(Structured figure records)
####################
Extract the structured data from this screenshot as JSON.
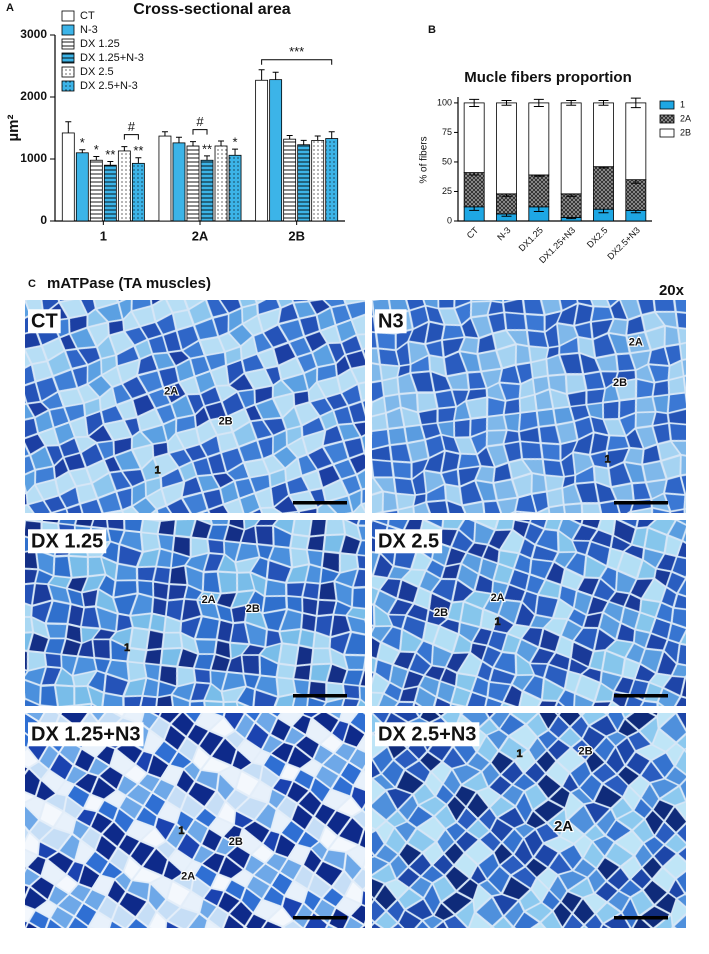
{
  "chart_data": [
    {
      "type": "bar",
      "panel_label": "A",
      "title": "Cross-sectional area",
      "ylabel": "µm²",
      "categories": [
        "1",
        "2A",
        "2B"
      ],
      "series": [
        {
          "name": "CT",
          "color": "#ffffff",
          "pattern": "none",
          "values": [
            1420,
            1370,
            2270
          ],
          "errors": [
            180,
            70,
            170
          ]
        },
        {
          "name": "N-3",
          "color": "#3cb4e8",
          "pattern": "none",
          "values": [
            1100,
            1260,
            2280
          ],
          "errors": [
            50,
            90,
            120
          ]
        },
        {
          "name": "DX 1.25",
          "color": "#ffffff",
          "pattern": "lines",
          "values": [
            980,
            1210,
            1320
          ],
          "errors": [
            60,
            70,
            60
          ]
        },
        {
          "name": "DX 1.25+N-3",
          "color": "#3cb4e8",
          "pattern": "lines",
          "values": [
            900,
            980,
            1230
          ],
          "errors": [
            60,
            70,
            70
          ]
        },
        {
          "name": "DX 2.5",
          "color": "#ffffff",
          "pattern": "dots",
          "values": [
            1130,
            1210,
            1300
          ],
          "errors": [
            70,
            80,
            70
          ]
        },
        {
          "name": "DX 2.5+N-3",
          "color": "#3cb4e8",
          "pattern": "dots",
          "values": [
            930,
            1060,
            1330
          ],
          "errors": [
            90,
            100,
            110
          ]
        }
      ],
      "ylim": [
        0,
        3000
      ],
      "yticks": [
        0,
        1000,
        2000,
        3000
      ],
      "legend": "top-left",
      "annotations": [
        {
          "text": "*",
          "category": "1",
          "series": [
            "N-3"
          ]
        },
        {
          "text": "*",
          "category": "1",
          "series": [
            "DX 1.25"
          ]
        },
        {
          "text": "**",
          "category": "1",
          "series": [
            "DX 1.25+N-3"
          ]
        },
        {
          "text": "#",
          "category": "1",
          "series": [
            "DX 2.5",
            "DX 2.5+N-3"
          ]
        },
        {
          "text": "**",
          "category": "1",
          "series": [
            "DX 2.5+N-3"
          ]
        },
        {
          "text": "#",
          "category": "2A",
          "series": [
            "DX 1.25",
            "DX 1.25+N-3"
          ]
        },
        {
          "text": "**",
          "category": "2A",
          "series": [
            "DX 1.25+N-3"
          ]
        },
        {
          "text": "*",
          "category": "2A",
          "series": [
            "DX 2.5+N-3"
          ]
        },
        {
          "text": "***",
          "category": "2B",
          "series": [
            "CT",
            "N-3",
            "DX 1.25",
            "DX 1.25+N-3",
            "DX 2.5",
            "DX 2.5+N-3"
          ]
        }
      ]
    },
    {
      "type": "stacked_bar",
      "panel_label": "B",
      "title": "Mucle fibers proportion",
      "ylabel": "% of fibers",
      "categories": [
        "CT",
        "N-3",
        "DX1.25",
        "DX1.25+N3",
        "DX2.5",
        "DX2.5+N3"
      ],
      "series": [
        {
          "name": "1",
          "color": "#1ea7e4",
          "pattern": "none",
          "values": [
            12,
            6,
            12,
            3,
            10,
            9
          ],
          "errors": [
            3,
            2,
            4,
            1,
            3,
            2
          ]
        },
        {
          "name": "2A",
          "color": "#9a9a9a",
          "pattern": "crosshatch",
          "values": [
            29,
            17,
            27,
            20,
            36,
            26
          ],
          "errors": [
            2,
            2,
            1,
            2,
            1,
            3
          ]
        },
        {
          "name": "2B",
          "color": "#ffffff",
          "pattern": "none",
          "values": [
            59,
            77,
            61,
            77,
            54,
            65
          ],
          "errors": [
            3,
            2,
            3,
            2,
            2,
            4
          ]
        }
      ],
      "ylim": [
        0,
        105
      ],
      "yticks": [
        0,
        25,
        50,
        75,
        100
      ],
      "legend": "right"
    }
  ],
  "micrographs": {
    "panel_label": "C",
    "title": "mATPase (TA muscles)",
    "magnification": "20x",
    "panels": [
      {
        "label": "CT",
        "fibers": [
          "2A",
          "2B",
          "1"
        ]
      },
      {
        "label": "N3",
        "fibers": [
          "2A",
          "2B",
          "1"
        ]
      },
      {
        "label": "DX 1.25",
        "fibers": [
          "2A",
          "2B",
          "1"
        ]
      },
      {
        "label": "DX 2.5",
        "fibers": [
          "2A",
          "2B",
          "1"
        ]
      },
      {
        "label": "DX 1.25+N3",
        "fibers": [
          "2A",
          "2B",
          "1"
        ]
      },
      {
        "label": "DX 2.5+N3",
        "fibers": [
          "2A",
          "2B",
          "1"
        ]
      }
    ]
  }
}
####################
→ **Given problem**
Set down every record once more, word for word, without pictures.

→ **Exercise solution**
Extract the structured data from this screenshot as JSON.
{
  "chart_data": [
    {
      "type": "bar",
      "panel_label": "A",
      "title": "Cross-sectional area",
      "ylabel": "µm²",
      "categories": [
        "1",
        "2A",
        "2B"
      ],
      "series": [
        {
          "name": "CT",
          "color": "#ffffff",
          "pattern": "none",
          "values": [
            1420,
            1370,
            2270
          ],
          "errors": [
            180,
            70,
            170
          ]
        },
        {
          "name": "N-3",
          "color": "#3cb4e8",
          "pattern": "none",
          "values": [
            1100,
            1260,
            2280
          ],
          "errors": [
            50,
            90,
            120
          ]
        },
        {
          "name": "DX 1.25",
          "color": "#ffffff",
          "pattern": "lines",
          "values": [
            980,
            1210,
            1320
          ],
          "errors": [
            60,
            70,
            60
          ]
        },
        {
          "name": "DX 1.25+N-3",
          "color": "#3cb4e8",
          "pattern": "lines",
          "values": [
            900,
            980,
            1230
          ],
          "errors": [
            60,
            70,
            70
          ]
        },
        {
          "name": "DX 2.5",
          "color": "#ffffff",
          "pattern": "dots",
          "values": [
            1130,
            1210,
            1300
          ],
          "errors": [
            70,
            80,
            70
          ]
        },
        {
          "name": "DX 2.5+N-3",
          "color": "#3cb4e8",
          "pattern": "dots",
          "values": [
            930,
            1060,
            1330
          ],
          "errors": [
            90,
            100,
            110
          ]
        }
      ],
      "ylim": [
        0,
        3000
      ],
      "yticks": [
        0,
        1000,
        2000,
        3000
      ],
      "legend": "top-left",
      "annotations": [
        {
          "text": "*",
          "category": "1",
          "series": [
            "N-3"
          ]
        },
        {
          "text": "*",
          "category": "1",
          "series": [
            "DX 1.25"
          ]
        },
        {
          "text": "**",
          "category": "1",
          "series": [
            "DX 1.25+N-3"
          ]
        },
        {
          "text": "#",
          "category": "1",
          "series": [
            "DX 2.5",
            "DX 2.5+N-3"
          ]
        },
        {
          "text": "**",
          "category": "1",
          "series": [
            "DX 2.5+N-3"
          ]
        },
        {
          "text": "#",
          "category": "2A",
          "series": [
            "DX 1.25",
            "DX 1.25+N-3"
          ]
        },
        {
          "text": "**",
          "category": "2A",
          "series": [
            "DX 1.25+N-3"
          ]
        },
        {
          "text": "*",
          "category": "2A",
          "series": [
            "DX 2.5+N-3"
          ]
        },
        {
          "text": "***",
          "category": "2B",
          "series": [
            "CT",
            "N-3",
            "DX 1.25",
            "DX 1.25+N-3",
            "DX 2.5",
            "DX 2.5+N-3"
          ]
        }
      ]
    },
    {
      "type": "stacked_bar",
      "panel_label": "B",
      "title": "Mucle fibers proportion",
      "ylabel": "% of fibers",
      "categories": [
        "CT",
        "N-3",
        "DX1.25",
        "DX1.25+N3",
        "DX2.5",
        "DX2.5+N3"
      ],
      "series": [
        {
          "name": "1",
          "color": "#1ea7e4",
          "pattern": "none",
          "values": [
            12,
            6,
            12,
            3,
            10,
            9
          ],
          "errors": [
            3,
            2,
            4,
            1,
            3,
            2
          ]
        },
        {
          "name": "2A",
          "color": "#9a9a9a",
          "pattern": "crosshatch",
          "values": [
            29,
            17,
            27,
            20,
            36,
            26
          ],
          "errors": [
            2,
            2,
            1,
            2,
            1,
            3
          ]
        },
        {
          "name": "2B",
          "color": "#ffffff",
          "pattern": "none",
          "values": [
            59,
            77,
            61,
            77,
            54,
            65
          ],
          "errors": [
            3,
            2,
            3,
            2,
            2,
            4
          ]
        }
      ],
      "ylim": [
        0,
        105
      ],
      "yticks": [
        0,
        25,
        50,
        75,
        100
      ],
      "legend": "right"
    }
  ],
  "micrographs": {
    "panel_label": "C",
    "title": "mATPase (TA muscles)",
    "magnification": "20x",
    "panels": [
      {
        "label": "CT",
        "fibers": [
          "2A",
          "2B",
          "1"
        ]
      },
      {
        "label": "N3",
        "fibers": [
          "2A",
          "2B",
          "1"
        ]
      },
      {
        "label": "DX 1.25",
        "fibers": [
          "2A",
          "2B",
          "1"
        ]
      },
      {
        "label": "DX 2.5",
        "fibers": [
          "2A",
          "2B",
          "1"
        ]
      },
      {
        "label": "DX 1.25+N3",
        "fibers": [
          "2A",
          "2B",
          "1"
        ]
      },
      {
        "label": "DX 2.5+N3",
        "fibers": [
          "2A",
          "2B",
          "1"
        ]
      }
    ]
  }
}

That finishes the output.